Retype all the records with nothing changed.

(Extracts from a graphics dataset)
- - -

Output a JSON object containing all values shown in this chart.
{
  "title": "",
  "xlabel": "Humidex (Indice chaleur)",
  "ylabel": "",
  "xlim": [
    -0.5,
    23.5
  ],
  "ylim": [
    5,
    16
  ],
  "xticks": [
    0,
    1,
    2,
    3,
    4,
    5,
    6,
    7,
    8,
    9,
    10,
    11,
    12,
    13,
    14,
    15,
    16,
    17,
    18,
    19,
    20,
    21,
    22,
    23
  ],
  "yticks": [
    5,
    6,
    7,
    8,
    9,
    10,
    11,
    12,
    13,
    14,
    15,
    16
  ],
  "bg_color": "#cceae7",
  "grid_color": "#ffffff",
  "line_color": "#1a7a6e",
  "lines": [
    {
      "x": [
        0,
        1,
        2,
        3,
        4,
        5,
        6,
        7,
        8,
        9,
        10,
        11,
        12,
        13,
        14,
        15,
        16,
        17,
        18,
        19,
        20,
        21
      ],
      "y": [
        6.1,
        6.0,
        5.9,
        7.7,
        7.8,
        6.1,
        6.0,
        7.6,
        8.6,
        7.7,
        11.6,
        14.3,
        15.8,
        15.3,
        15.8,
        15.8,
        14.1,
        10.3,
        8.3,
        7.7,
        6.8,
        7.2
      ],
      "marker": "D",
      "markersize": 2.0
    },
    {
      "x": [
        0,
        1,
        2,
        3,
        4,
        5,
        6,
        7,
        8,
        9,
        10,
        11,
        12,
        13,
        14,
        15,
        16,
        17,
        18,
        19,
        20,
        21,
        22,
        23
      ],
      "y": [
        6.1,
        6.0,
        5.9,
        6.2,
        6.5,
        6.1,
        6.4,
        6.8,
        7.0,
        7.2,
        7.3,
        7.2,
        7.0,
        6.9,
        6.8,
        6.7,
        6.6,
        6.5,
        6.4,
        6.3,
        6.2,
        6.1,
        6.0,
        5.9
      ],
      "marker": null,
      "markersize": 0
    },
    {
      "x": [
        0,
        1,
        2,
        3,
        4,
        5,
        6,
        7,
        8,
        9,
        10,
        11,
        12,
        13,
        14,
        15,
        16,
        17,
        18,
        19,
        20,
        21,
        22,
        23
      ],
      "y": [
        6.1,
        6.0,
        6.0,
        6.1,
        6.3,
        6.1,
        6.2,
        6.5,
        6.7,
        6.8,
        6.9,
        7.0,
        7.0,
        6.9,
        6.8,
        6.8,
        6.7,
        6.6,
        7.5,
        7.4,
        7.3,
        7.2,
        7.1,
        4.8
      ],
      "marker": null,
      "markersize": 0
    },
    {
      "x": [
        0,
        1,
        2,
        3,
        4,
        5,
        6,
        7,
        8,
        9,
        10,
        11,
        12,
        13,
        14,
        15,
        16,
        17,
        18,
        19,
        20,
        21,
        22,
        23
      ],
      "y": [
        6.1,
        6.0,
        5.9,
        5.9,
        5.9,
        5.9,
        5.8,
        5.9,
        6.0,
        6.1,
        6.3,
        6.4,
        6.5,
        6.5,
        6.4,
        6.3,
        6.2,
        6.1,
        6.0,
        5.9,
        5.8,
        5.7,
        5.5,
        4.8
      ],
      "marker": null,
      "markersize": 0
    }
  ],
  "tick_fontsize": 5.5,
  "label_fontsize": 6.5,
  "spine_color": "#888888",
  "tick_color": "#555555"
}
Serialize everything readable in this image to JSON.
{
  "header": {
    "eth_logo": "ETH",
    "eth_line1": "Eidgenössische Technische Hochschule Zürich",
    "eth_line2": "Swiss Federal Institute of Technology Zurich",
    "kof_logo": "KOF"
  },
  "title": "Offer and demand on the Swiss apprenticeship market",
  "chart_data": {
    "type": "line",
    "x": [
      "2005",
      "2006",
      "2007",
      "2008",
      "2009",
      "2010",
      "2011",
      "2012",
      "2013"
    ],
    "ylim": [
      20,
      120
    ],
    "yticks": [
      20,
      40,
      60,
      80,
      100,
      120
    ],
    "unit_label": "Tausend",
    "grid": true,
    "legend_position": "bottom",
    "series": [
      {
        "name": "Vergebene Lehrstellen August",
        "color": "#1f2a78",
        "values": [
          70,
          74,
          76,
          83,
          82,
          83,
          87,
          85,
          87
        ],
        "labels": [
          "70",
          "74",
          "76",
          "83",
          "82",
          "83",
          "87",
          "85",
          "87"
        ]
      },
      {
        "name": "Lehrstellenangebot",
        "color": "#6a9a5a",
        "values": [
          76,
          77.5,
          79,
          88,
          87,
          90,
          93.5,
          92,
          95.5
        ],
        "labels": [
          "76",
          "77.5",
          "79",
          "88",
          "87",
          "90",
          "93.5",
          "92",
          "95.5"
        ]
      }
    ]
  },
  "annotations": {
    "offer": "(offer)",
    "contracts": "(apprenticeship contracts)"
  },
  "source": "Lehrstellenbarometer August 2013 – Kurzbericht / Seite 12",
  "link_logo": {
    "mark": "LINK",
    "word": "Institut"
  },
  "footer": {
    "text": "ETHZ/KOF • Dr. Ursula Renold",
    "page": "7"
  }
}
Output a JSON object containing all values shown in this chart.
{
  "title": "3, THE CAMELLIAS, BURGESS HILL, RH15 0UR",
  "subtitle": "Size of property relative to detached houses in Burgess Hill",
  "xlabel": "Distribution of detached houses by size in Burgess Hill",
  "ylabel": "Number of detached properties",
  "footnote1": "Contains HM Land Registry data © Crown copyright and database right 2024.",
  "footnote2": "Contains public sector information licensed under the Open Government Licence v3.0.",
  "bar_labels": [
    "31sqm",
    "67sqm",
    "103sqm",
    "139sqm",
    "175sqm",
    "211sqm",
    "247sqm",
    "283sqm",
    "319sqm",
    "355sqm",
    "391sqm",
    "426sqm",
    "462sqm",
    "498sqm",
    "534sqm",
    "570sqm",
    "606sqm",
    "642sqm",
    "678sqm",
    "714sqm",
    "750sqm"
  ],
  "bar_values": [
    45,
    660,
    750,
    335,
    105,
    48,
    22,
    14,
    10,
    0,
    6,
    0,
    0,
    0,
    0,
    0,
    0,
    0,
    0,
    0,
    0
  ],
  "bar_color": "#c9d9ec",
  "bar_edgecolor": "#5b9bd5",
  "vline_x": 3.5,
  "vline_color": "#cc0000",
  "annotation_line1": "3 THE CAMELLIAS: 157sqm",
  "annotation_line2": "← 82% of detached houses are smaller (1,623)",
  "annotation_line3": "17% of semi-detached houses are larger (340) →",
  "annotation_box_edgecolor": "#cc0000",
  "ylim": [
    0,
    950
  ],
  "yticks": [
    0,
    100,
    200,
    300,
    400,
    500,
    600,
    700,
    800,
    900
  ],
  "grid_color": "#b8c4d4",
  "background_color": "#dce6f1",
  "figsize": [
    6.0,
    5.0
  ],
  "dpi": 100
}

- - -

> _TASK SOLUTION_:
Output a JSON object containing all values shown in this chart.
{
  "title": "",
  "xlabel": "Humidex (Indice chaleur)",
  "ylabel": "",
  "xlim": [
    -0.5,
    23.5
  ],
  "ylim": [
    5,
    16
  ],
  "xticks": [
    0,
    1,
    2,
    3,
    4,
    5,
    6,
    7,
    8,
    9,
    10,
    11,
    12,
    13,
    14,
    15,
    16,
    17,
    18,
    19,
    20,
    21,
    22,
    23
  ],
  "yticks": [
    5,
    6,
    7,
    8,
    9,
    10,
    11,
    12,
    13,
    14,
    15,
    16
  ],
  "bg_color": "#cceae7",
  "grid_color": "#ffffff",
  "line_color": "#1a7a6e",
  "lines": [
    {
      "x": [
        0,
        1,
        2,
        3,
        4,
        5,
        6,
        7,
        8,
        9,
        10,
        11,
        12,
        13,
        14,
        15,
        16,
        17,
        18,
        19,
        20,
        21
      ],
      "y": [
        6.1,
        6.0,
        5.9,
        7.7,
        7.8,
        6.1,
        6.0,
        7.6,
        8.6,
        7.7,
        11.6,
        14.3,
        15.8,
        15.3,
        15.8,
        15.8,
        14.1,
        10.3,
        8.3,
        7.7,
        6.8,
        7.2
      ],
      "marker": "D",
      "markersize": 2.0
    },
    {
      "x": [
        0,
        1,
        2,
        3,
        4,
        5,
        6,
        7,
        8,
        9,
        10,
        11,
        12,
        13,
        14,
        15,
        16,
        17,
        18,
        19,
        20,
        21,
        22,
        23
      ],
      "y": [
        6.1,
        6.0,
        5.9,
        6.2,
        6.5,
        6.1,
        6.4,
        6.8,
        7.0,
        7.2,
        7.3,
        7.2,
        7.0,
        6.9,
        6.8,
        6.7,
        6.6,
        6.5,
        6.4,
        6.3,
        6.2,
        6.1,
        6.0,
        5.9
      ],
      "marker": null,
      "markersize": 0
    },
    {
      "x": [
        0,
        1,
        2,
        3,
        4,
        5,
        6,
        7,
        8,
        9,
        10,
        11,
        12,
        13,
        14,
        15,
        16,
        17,
        18,
        19,
        20,
        21,
        22,
        23
      ],
      "y": [
        6.1,
        6.0,
        6.0,
        6.1,
        6.3,
        6.1,
        6.2,
        6.5,
        6.7,
        6.8,
        6.9,
        7.0,
        7.0,
        6.9,
        6.8,
        6.8,
        6.7,
        6.6,
        7.5,
        7.4,
        7.3,
        7.2,
        7.1,
        4.8
      ],
      "marker": null,
      "markersize": 0
    },
    {
      "x": [
        0,
        1,
        2,
        3,
        4,
        5,
        6,
        7,
        8,
        9,
        10,
        11,
        12,
        13,
        14,
        15,
        16,
        17,
        18,
        19,
        20,
        21,
        22,
        23
      ],
      "y": [
        6.1,
        6.0,
        5.9,
        5.9,
        5.9,
        5.9,
        5.8,
        5.9,
        6.0,
        6.1,
        6.3,
        6.4,
        6.5,
        6.5,
        6.4,
        6.3,
        6.2,
        6.1,
        6.0,
        5.9,
        5.8,
        5.7,
        5.5,
        4.8
      ],
      "marker": null,
      "markersize": 0
    }
  ],
  "tick_fontsize": 5.5,
  "label_fontsize": 6.5,
  "spine_color": "#888888",
  "tick_color": "#555555"
}
Serialize everything readable in this image to JSON.
{
  "header": {
    "eth_logo": "ETH",
    "eth_line1": "Eidgenössische Technische Hochschule Zürich",
    "eth_line2": "Swiss Federal Institute of Technology Zurich",
    "kof_logo": "KOF"
  },
  "title": "Offer and demand on the Swiss apprenticeship market",
  "chart_data": {
    "type": "line",
    "x": [
      "2005",
      "2006",
      "2007",
      "2008",
      "2009",
      "2010",
      "2011",
      "2012",
      "2013"
    ],
    "ylim": [
      20,
      120
    ],
    "yticks": [
      20,
      40,
      60,
      80,
      100,
      120
    ],
    "unit_label": "Tausend",
    "grid": true,
    "legend_position": "bottom",
    "series": [
      {
        "name": "Vergebene Lehrstellen August",
        "color": "#1f2a78",
        "values": [
          70,
          74,
          76,
          83,
          82,
          83,
          87,
          85,
          87
        ],
        "labels": [
          "70",
          "74",
          "76",
          "83",
          "82",
          "83",
          "87",
          "85",
          "87"
        ]
      },
      {
        "name": "Lehrstellenangebot",
        "color": "#6a9a5a",
        "values": [
          76,
          77.5,
          79,
          88,
          87,
          90,
          93.5,
          92,
          95.5
        ],
        "labels": [
          "76",
          "77.5",
          "79",
          "88",
          "87",
          "90",
          "93.5",
          "92",
          "95.5"
        ]
      }
    ]
  },
  "annotations": {
    "offer": "(offer)",
    "contracts": "(apprenticeship contracts)"
  },
  "source": "Lehrstellenbarometer August 2013 – Kurzbericht / Seite 12",
  "link_logo": {
    "mark": "LINK",
    "word": "Institut"
  },
  "footer": {
    "text": "ETHZ/KOF • Dr. Ursula Renold",
    "page": "7"
  }
}
Output a JSON object containing all values shown in this chart.
{
  "title": "3, THE CAMELLIAS, BURGESS HILL, RH15 0UR",
  "subtitle": "Size of property relative to detached houses in Burgess Hill",
  "xlabel": "Distribution of detached houses by size in Burgess Hill",
  "ylabel": "Number of detached properties",
  "footnote1": "Contains HM Land Registry data © Crown copyright and database right 2024.",
  "footnote2": "Contains public sector information licensed under the Open Government Licence v3.0.",
  "bar_labels": [
    "31sqm",
    "67sqm",
    "103sqm",
    "139sqm",
    "175sqm",
    "211sqm",
    "247sqm",
    "283sqm",
    "319sqm",
    "355sqm",
    "391sqm",
    "426sqm",
    "462sqm",
    "498sqm",
    "534sqm",
    "570sqm",
    "606sqm",
    "642sqm",
    "678sqm",
    "714sqm",
    "750sqm"
  ],
  "bar_values": [
    45,
    660,
    750,
    335,
    105,
    48,
    22,
    14,
    10,
    0,
    6,
    0,
    0,
    0,
    0,
    0,
    0,
    0,
    0,
    0,
    0
  ],
  "bar_color": "#c9d9ec",
  "bar_edgecolor": "#5b9bd5",
  "vline_x": 3.5,
  "vline_color": "#cc0000",
  "annotation_line1": "3 THE CAMELLIAS: 157sqm",
  "annotation_line2": "← 82% of detached houses are smaller (1,623)",
  "annotation_line3": "17% of semi-detached houses are larger (340) →",
  "annotation_box_edgecolor": "#cc0000",
  "ylim": [
    0,
    950
  ],
  "yticks": [
    0,
    100,
    200,
    300,
    400,
    500,
    600,
    700,
    800,
    900
  ],
  "grid_color": "#b8c4d4",
  "background_color": "#dce6f1",
  "figsize": [
    6.0,
    5.0
  ],
  "dpi": 100
}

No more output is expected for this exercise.